• Exercise: Repeat the whole listing exactly.

(Rows from a dataset)
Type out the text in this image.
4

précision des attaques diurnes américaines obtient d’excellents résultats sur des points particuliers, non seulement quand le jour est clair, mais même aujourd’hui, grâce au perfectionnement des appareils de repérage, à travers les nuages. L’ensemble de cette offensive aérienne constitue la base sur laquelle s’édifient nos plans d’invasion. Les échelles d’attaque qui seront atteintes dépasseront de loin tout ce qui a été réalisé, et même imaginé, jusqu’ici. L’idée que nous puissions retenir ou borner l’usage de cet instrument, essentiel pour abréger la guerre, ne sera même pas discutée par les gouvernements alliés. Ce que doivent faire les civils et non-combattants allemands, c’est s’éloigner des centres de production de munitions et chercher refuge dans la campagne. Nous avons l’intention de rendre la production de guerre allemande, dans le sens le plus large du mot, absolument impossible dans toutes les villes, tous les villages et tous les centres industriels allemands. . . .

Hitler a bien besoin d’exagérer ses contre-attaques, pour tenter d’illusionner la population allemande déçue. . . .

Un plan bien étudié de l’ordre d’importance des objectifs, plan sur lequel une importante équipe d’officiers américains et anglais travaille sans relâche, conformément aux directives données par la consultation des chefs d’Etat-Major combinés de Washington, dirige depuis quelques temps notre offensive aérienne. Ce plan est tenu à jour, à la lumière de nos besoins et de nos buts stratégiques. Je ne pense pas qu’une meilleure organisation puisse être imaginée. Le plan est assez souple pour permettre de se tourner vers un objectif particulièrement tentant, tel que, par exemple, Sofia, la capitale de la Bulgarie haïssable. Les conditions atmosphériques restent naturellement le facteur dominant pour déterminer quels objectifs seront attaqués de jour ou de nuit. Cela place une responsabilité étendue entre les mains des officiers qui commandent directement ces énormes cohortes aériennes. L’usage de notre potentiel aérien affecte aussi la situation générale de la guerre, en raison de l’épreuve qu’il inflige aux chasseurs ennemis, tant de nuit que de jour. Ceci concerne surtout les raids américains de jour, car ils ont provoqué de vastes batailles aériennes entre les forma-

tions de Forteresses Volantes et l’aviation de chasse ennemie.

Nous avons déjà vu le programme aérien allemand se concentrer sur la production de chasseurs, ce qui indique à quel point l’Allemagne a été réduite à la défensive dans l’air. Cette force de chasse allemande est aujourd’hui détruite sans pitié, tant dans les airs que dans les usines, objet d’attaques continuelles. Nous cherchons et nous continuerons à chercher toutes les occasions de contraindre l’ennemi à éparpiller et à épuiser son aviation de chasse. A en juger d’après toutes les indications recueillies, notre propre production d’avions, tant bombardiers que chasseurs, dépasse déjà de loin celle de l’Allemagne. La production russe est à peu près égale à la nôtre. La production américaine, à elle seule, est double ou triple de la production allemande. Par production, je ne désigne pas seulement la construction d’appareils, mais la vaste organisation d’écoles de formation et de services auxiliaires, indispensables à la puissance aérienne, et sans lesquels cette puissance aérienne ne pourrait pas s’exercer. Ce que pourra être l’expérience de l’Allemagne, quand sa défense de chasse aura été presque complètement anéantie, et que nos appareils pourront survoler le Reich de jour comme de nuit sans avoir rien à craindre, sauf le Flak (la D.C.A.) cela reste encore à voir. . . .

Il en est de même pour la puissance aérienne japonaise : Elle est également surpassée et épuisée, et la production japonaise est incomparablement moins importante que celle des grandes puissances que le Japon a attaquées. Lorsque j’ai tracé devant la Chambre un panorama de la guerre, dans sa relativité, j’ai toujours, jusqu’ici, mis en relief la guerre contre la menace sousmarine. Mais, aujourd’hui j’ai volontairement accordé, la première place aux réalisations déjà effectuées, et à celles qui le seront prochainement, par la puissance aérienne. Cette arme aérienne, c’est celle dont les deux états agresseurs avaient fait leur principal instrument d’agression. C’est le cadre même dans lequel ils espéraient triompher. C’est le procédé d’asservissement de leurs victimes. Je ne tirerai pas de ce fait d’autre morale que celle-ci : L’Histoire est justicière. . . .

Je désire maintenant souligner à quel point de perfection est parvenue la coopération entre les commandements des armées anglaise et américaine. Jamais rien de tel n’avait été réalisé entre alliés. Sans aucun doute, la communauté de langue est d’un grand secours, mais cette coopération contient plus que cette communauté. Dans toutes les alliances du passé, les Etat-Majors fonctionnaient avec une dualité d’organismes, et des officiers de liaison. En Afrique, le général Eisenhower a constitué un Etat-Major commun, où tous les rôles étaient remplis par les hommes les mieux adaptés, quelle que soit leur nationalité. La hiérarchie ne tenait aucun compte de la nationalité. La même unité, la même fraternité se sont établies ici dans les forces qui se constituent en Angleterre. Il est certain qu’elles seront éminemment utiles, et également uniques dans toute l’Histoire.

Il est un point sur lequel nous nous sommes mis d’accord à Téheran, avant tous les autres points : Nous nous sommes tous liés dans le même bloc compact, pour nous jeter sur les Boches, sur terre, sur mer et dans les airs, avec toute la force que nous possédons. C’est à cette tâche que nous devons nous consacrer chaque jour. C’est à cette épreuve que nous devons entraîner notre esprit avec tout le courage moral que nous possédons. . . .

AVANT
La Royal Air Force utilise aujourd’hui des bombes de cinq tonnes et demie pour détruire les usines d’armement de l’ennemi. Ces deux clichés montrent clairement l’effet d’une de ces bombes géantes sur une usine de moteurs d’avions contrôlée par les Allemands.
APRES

• Complete answer:
Type out the text in this image.
4

précision des attaques diurnes américaines obtient d’excellents résultats sur des points particuliers, non seulement quand le jour est clair, mais même aujourd’hui, grâce au perfectionnement des appareils de repérage, à travers les nuages. L’ensemble de cette offensive aérienne constitue la base sur laquelle s’édifient nos plans d’invasion. Les échelles d’attaque qui seront atteintes dépasseront de loin tout ce qui a été réalisé, et même imaginé, jusqu’ici. L’idée que nous puissions retenir ou borner l’usage de cet instrument, essentiel pour abréger la guerre, ne sera même pas discutée par les gouvernements alliés. Ce que doivent faire les civils et non-combattants allemands, c’est s’éloigner des centres de production de munitions et chercher refuge dans la campagne. Nous avons l’intention de rendre la production de guerre allemande, dans le sens le plus large du mot, absolument impossible dans toutes les villes, tous les villages et tous les centres industriels allemands. . . .

Hitler a bien besoin d’exagérer ses contre-attaques, pour tenter d’illusionner la population allemande déçue. . . .

Un plan bien étudié de l’ordre d’importance des objectifs, plan sur lequel une importante équipe d’officiers américains et anglais travaille sans relâche, conformément aux directives données par la consultation des chefs d’Etat-Major combinés de Washington, dirige depuis quelques temps notre offensive aérienne. Ce plan est tenu à jour, à la lumière de nos besoins et de nos buts stratégiques. Je ne pense pas qu’une meilleure organisation puisse être imaginée. Le plan est assez souple pour permettre de se tourner vers un objectif particulièrement tentant, tel que, par exemple, Sofia, la capitale de la Bulgarie haïssable. Les conditions atmosphériques restent naturellement le facteur dominant pour déterminer quels objectifs seront attaqués de jour ou de nuit. Cela place une responsabilité étendue entre les mains des officiers qui commandent directement ces énormes cohortes aériennes. L’usage de notre potentiel aérien affecte aussi la situation générale de la guerre, en raison de l’épreuve qu’il inflige aux chasseurs ennemis, tant de nuit que de jour. Ceci concerne surtout les raids américains de jour, car ils ont provoqué de vastes batailles aériennes entre les forma-

tions de Forteresses Volantes et l’aviation de chasse ennemie.

Nous avons déjà vu le programme aérien allemand se concentrer sur la production de chasseurs, ce qui indique à quel point l’Allemagne a été réduite à la défensive dans l’air. Cette force de chasse allemande est aujourd’hui détruite sans pitié, tant dans les airs que dans les usines, objet d’attaques continuelles. Nous cherchons et nous continuerons à chercher toutes les occasions de contraindre l’ennemi à éparpiller et à épuiser son aviation de chasse. A en juger d’après toutes les indications recueillies, notre propre production d’avions, tant bombardiers que chasseurs, dépasse déjà de loin celle de l’Allemagne. La production russe est à peu près égale à la nôtre. La production américaine, à elle seule, est double ou triple de la production allemande. Par production, je ne désigne pas seulement la construction d’appareils, mais la vaste organisation d’écoles de formation et de services auxiliaires, indispensables à la puissance aérienne, et sans lesquels cette puissance aérienne ne pourrait pas s’exercer. Ce que pourra être l’expérience de l’Allemagne, quand sa défense de chasse aura été presque complètement anéantie, et que nos appareils pourront survoler le Reich de jour comme de nuit sans avoir rien à craindre, sauf le Flak (la D.C.A.) cela reste encore à voir. . . .

Il en est de même pour la puissance aérienne japonaise : Elle est également surpassée et épuisée, et la production japonaise est incomparablement moins importante que celle des grandes puissances que le Japon a attaquées. Lorsque j’ai tracé devant la Chambre un panorama de la guerre, dans sa relativité, j’ai toujours, jusqu’ici, mis en relief la guerre contre la menace sousmarine. Mais, aujourd’hui j’ai volontairement accordé, la première place aux réalisations déjà effectuées, et à celles qui le seront prochainement, par la puissance aérienne. Cette arme aérienne, c’est celle dont les deux états agresseurs avaient fait leur principal instrument d’agression. C’est le cadre même dans lequel ils espéraient triompher. C’est le procédé d’asservissement de leurs victimes. Je ne tirerai pas de ce fait d’autre morale que celle-ci : L’Histoire est justicière. . . .

Je désire maintenant souligner à quel point de perfection est parvenue la coopération entre les commandements des armées anglaise et américaine. Jamais rien de tel n’avait été réalisé entre alliés. Sans aucun doute, la communauté de langue est d’un grand secours, mais cette coopération contient plus que cette communauté. Dans toutes les alliances du passé, les Etat-Majors fonctionnaient avec une dualité d’organismes, et des officiers de liaison. En Afrique, le général Eisenhower a constitué un Etat-Major commun, où tous les rôles étaient remplis par les hommes les mieux adaptés, quelle que soit leur nationalité. La hiérarchie ne tenait aucun compte de la nationalité. La même unité, la même fraternité se sont établies ici dans les forces qui se constituent en Angleterre. Il est certain qu’elles seront éminemment utiles, et également uniques dans toute l’Histoire.

Il est un point sur lequel nous nous sommes mis d’accord à Téheran, avant tous les autres points : Nous nous sommes tous liés dans le même bloc compact, pour nous jeter sur les Boches, sur terre, sur mer et dans les airs, avec toute la force que nous possédons. C’est à cette tâche que nous devons nous consacrer chaque jour. C’est à cette épreuve que nous devons entraîner notre esprit avec tout le courage moral que nous possédons. . . .

AVANT
La Royal Air Force utilise aujourd’hui des bombes de cinq tonnes et demie pour détruire les usines d’armement de l’ennemi. Ces deux clichés montrent clairement l’effet d’une de ces bombes géantes sur une usine de moteurs d’avions contrôlée par les Allemands.
APRES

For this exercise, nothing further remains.